**EXTRACT**
================================
Tpt did take a few datasets that have a high-enough quality from the Freebase dataset and uploaded it directly. These numbers do not appear in the Primary Sources tool, because they were uploaded directly - each set going through the normal community process.

The Primary Sources Tool is left with the datasets where we were not able to establish a high enough threshold of quality. For any dataset where this quality can be demonstrated to the community, I assume they will agree with a direct upload.

I am not sure what else to do here.

I am very thankful to Nemo for his rephrasing of the discussion and to pull it to a constructive and actionable level.




Gerard, regarding your arguments:
Can you explain what you mean with "add data directly". I am really not sure what you mean with this argument. Are you suggesting to upload the whole dataset without further review?
But it is not over 90% good! We have a rejection rate of almost 20%. Also, 10% errors means more than 1 Million errors. I yet need to see consensus to upload this.
The tool has been used to add thousands of statements and references to Wikidata, and that by a rather small set of people (because you need to intentionally install it). I would think that if we switch it on per default, the throughput should grow considerably. Nemo identified a few issues for that, and it would be good if we would work on these. Everyone is invited to help out with that.
================================
**DATA SHOWN**
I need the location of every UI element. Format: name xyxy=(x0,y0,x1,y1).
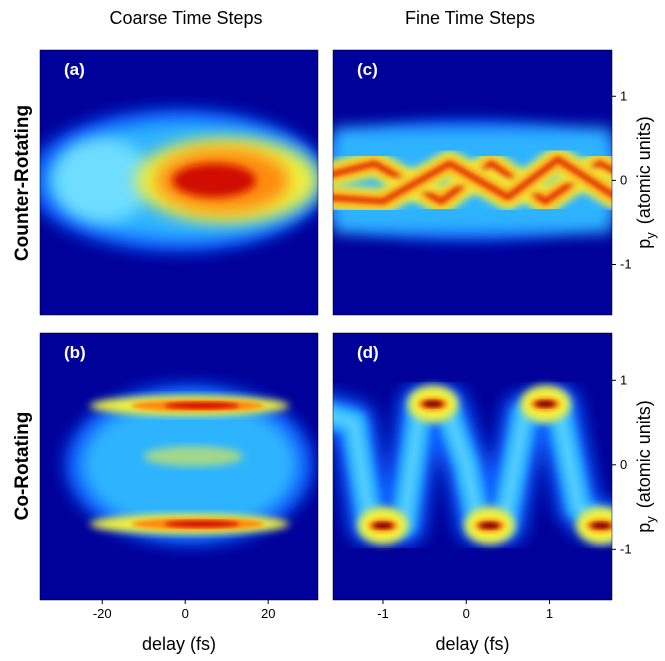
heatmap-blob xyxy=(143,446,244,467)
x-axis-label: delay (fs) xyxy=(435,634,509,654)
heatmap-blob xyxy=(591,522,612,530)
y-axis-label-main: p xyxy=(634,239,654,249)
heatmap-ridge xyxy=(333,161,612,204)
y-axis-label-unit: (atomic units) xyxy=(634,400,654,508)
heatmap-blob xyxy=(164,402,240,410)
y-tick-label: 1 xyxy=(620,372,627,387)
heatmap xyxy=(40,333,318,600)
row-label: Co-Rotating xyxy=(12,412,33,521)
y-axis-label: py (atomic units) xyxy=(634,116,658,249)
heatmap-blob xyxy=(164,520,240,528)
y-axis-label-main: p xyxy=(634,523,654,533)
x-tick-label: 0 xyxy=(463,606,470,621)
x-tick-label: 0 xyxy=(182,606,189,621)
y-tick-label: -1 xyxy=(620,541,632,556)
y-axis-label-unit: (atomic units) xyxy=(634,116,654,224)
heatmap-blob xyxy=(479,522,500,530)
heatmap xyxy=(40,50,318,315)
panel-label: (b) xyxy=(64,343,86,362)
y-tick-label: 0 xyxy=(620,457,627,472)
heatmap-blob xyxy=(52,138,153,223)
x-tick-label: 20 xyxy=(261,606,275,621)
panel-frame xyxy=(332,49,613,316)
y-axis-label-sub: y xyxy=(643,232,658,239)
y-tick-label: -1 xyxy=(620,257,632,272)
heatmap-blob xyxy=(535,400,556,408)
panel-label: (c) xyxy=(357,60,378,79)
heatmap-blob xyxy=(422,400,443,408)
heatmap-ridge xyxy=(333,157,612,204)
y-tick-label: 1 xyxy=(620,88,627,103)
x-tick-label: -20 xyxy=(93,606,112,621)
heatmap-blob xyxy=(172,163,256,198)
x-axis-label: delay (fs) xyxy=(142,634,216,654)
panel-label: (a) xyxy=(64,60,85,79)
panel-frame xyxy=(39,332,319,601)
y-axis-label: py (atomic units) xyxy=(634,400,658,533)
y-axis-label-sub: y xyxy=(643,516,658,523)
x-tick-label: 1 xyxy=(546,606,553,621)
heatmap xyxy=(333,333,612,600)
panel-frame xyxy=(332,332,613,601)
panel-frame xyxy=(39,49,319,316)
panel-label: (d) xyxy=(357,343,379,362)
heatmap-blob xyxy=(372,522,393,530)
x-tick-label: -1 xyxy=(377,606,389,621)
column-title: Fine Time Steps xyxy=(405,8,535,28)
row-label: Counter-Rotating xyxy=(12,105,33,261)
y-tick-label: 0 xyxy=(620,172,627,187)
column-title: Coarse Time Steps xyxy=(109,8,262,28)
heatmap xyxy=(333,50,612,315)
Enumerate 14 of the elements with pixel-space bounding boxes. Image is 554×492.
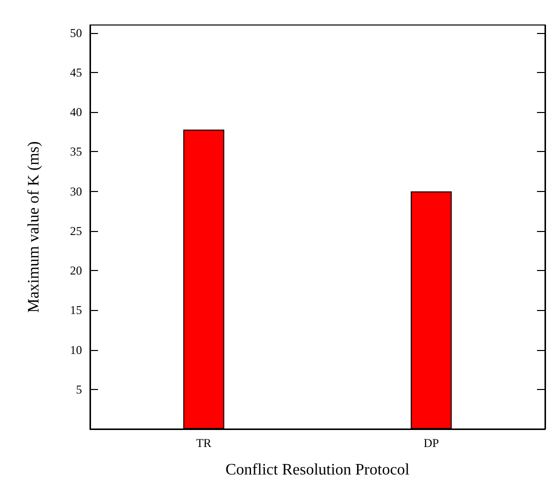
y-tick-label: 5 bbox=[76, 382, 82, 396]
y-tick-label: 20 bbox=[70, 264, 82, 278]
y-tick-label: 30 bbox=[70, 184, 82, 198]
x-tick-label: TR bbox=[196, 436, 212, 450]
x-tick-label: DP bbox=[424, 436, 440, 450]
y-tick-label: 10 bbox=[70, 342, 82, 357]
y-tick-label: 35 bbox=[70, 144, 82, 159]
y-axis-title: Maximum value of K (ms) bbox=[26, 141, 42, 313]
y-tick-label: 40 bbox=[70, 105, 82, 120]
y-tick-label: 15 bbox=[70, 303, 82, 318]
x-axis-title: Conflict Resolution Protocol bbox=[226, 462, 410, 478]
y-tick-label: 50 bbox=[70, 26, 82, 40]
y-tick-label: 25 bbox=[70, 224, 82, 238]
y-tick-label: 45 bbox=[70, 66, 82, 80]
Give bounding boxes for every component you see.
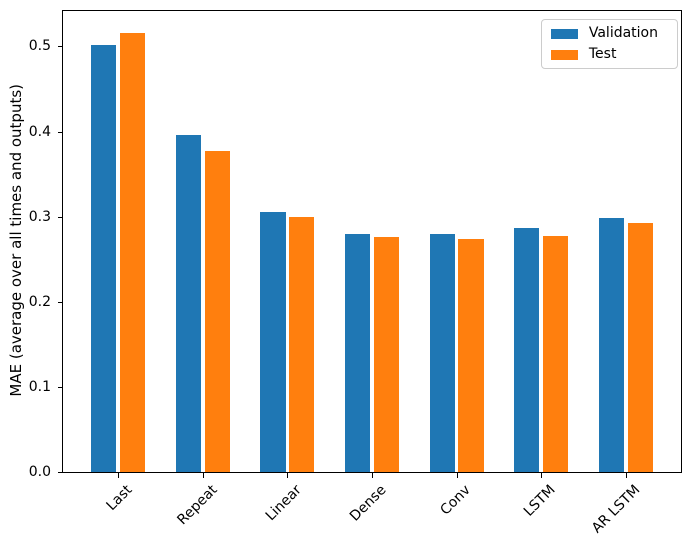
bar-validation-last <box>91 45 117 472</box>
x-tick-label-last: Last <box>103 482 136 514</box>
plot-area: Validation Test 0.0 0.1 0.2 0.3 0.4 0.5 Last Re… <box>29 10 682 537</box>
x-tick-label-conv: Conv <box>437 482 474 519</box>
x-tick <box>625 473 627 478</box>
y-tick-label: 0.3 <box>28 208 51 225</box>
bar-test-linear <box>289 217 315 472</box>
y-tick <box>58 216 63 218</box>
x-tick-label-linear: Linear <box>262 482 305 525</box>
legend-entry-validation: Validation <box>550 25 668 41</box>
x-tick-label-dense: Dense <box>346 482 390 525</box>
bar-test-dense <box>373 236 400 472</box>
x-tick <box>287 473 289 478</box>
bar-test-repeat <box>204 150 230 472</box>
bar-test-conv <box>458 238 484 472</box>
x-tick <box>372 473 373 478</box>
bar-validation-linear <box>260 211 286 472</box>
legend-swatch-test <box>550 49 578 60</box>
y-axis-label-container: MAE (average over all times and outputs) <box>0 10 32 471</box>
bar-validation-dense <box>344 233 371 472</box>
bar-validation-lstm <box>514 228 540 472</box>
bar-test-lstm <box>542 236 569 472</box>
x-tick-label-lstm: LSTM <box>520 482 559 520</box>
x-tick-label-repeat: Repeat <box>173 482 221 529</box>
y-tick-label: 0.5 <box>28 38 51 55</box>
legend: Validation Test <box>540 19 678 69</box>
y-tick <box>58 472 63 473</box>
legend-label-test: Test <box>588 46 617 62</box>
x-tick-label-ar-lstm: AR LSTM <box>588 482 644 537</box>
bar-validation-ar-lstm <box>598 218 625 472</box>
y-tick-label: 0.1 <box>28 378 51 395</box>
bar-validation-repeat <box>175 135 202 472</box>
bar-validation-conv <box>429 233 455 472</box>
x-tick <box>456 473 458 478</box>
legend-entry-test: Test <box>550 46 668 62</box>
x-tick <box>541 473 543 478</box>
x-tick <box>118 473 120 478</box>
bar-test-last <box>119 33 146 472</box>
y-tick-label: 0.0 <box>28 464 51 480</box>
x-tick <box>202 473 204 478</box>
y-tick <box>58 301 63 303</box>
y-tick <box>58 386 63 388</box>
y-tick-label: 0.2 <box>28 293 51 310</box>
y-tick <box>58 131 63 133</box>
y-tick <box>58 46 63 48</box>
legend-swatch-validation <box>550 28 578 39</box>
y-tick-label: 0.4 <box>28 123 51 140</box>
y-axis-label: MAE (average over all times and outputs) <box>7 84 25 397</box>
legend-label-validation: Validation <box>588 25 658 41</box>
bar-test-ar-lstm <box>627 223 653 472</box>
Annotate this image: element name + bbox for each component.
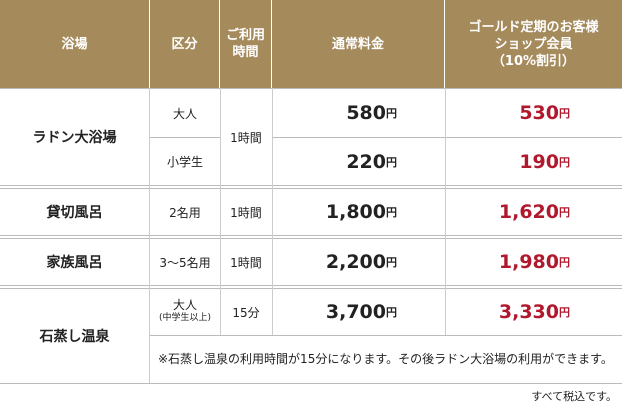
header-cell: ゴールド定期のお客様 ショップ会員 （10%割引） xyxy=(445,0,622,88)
================================
**STATED GOAL A**
List every person named in the Primary Sources Tool thread.
**STATED GOAL B**
Write the next part of the Primary Sources Tool thread, following on from its last sentence.

**OUTPUT A**
Tpt, Nemo, Gerard

**OUTPUT B**
Kian is free to learn from the datasets. The data of Freebase has been available for years, and Kian would by far not be the first ML tool to use it for training purposes. If there is anything hindering Kian to use the Freebase data, let me know, I will try to fix it.
Because we don't know which ones are which. If you could tell me which of the 12 Million statements are good and which ones are not, and if there is consensus about that assessment, I'd be happy to upload them.

I hope that this answers your arguments.

Again, I do not understand what your proposal is. I am going through the process to release the data in an easy to use way. If the community agrees with that, it can then be directly imported to Wikidata - I certainly won't stop anyone from doing so and never had.

My feeling is that you are frustrated by what you perceive as slow progress. You keep yelling at people that their ideas and work are not good. I remember how much you attacked me about Wikidata and all the things I have been doing wrong about it. Gerard, if you think you are motivating me with your constant attacks, I have to tell you, you are not. I am not speaking for anyone else, but I am getting tired of this. I appreciate a critical voice, but not in the tone you are often delivering it.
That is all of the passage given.